→ **EXCERPTED RECORDS**:
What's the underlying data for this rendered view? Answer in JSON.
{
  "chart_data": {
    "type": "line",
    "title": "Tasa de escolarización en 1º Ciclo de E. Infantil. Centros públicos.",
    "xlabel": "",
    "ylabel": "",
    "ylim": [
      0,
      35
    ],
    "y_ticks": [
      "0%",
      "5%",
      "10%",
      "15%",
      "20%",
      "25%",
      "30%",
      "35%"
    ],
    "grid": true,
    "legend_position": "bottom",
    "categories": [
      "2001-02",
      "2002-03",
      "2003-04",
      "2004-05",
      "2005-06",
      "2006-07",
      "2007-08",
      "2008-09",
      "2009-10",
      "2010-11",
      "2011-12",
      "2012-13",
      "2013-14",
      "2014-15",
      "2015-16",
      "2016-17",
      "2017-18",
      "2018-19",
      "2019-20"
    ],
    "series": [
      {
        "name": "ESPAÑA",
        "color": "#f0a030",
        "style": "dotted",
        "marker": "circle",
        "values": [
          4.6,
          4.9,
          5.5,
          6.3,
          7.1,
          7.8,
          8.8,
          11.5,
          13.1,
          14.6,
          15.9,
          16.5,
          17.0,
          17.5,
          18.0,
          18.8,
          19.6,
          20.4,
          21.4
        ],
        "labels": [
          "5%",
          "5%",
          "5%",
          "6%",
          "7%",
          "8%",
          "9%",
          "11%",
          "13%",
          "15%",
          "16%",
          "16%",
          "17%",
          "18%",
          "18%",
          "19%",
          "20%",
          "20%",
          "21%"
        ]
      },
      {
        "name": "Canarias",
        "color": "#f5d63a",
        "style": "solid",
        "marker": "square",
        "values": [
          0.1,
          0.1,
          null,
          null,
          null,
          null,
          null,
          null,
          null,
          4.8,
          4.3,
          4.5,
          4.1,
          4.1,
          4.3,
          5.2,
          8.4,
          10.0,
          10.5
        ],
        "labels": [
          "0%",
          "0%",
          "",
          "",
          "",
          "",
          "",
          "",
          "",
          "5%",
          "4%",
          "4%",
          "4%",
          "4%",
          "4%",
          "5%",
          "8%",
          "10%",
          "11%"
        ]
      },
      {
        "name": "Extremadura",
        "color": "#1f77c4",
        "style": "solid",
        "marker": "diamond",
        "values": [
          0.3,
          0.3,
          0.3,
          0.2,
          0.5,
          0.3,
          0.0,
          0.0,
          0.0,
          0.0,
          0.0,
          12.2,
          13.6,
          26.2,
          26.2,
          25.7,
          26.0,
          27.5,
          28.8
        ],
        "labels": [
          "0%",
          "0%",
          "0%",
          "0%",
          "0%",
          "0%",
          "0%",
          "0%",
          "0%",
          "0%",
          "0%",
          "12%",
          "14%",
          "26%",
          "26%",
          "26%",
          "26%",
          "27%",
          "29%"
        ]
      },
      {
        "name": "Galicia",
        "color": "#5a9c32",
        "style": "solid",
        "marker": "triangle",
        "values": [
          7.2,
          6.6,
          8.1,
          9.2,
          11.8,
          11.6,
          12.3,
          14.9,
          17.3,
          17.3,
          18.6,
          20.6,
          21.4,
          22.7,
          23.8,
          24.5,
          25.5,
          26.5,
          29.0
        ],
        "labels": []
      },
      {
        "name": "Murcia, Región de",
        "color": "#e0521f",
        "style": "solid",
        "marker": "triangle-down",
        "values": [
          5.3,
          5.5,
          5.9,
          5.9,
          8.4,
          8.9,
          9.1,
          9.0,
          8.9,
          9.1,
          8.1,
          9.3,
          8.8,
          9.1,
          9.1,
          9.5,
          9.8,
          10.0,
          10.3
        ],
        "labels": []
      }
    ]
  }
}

---

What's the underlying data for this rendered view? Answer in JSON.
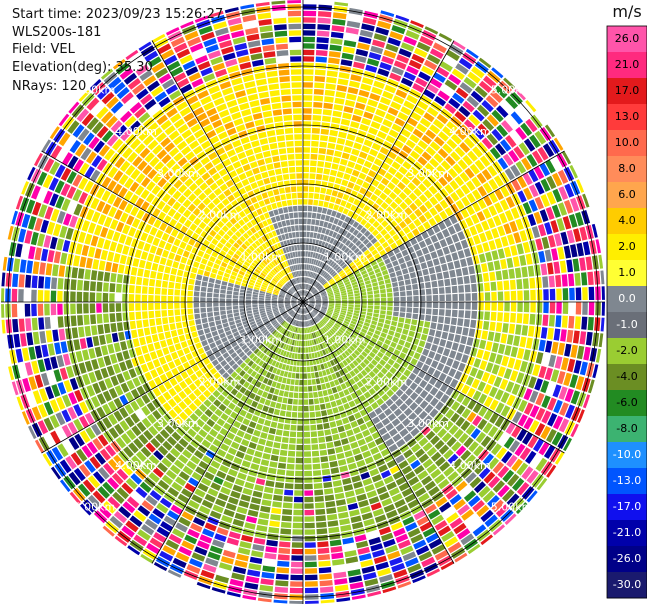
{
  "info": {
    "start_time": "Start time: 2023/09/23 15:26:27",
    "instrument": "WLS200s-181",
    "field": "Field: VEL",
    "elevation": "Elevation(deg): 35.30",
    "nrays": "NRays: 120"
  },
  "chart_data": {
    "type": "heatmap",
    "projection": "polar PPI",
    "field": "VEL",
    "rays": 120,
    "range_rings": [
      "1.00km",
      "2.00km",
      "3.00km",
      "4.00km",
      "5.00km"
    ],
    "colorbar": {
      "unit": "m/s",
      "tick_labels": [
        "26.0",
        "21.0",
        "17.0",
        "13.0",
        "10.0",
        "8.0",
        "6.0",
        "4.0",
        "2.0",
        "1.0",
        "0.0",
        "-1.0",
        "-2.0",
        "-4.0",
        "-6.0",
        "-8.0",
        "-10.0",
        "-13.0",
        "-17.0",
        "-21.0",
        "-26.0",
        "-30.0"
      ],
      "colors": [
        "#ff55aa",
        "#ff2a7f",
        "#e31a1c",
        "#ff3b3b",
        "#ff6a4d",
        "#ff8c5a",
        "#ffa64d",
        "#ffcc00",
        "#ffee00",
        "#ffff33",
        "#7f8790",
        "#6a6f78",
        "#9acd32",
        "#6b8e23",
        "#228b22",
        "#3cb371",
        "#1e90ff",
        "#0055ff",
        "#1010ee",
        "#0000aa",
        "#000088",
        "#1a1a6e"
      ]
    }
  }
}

==

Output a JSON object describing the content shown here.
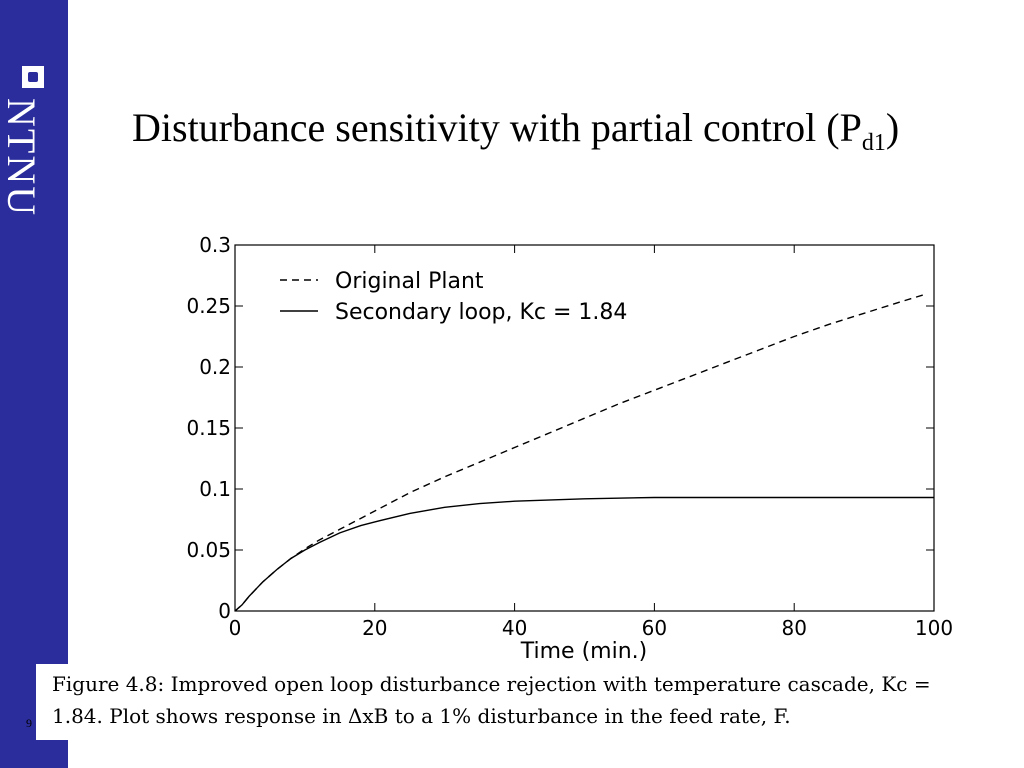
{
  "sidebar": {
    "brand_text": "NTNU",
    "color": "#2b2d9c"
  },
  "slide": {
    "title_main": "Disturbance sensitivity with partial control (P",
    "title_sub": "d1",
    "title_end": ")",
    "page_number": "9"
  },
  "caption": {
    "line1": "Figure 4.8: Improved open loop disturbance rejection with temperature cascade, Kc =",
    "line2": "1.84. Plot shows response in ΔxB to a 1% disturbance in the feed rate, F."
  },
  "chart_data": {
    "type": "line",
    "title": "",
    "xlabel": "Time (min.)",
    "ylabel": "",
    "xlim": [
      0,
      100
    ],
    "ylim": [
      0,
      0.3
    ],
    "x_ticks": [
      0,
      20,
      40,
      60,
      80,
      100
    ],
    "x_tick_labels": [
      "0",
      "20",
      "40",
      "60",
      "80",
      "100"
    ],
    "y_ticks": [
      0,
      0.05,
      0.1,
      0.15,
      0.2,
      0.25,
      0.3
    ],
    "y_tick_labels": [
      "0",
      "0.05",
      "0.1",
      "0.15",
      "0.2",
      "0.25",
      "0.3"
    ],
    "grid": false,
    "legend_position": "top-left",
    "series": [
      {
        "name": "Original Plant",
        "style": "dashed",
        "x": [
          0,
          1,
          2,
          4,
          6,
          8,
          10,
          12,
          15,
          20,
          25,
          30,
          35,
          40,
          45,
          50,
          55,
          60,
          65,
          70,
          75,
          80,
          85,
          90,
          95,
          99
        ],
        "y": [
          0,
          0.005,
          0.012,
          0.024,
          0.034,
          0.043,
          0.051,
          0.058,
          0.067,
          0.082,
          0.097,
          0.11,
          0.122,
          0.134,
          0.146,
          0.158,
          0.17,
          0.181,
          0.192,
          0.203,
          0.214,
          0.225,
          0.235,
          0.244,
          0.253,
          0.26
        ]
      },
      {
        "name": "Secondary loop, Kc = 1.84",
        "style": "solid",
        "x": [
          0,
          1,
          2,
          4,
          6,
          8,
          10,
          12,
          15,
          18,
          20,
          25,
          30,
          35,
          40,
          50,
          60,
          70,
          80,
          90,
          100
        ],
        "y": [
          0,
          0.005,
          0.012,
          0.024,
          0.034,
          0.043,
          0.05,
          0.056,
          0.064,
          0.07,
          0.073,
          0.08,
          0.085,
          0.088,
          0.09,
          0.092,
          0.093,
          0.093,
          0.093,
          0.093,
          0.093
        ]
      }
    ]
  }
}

→ **WHAT IS REQUIRED**: Select all lines in the listing above where the word "triangle" appears, and show them.

→ **EXERCISE OUTPUT**:
        "marker": "triangle",
        "marker": "triangle-down",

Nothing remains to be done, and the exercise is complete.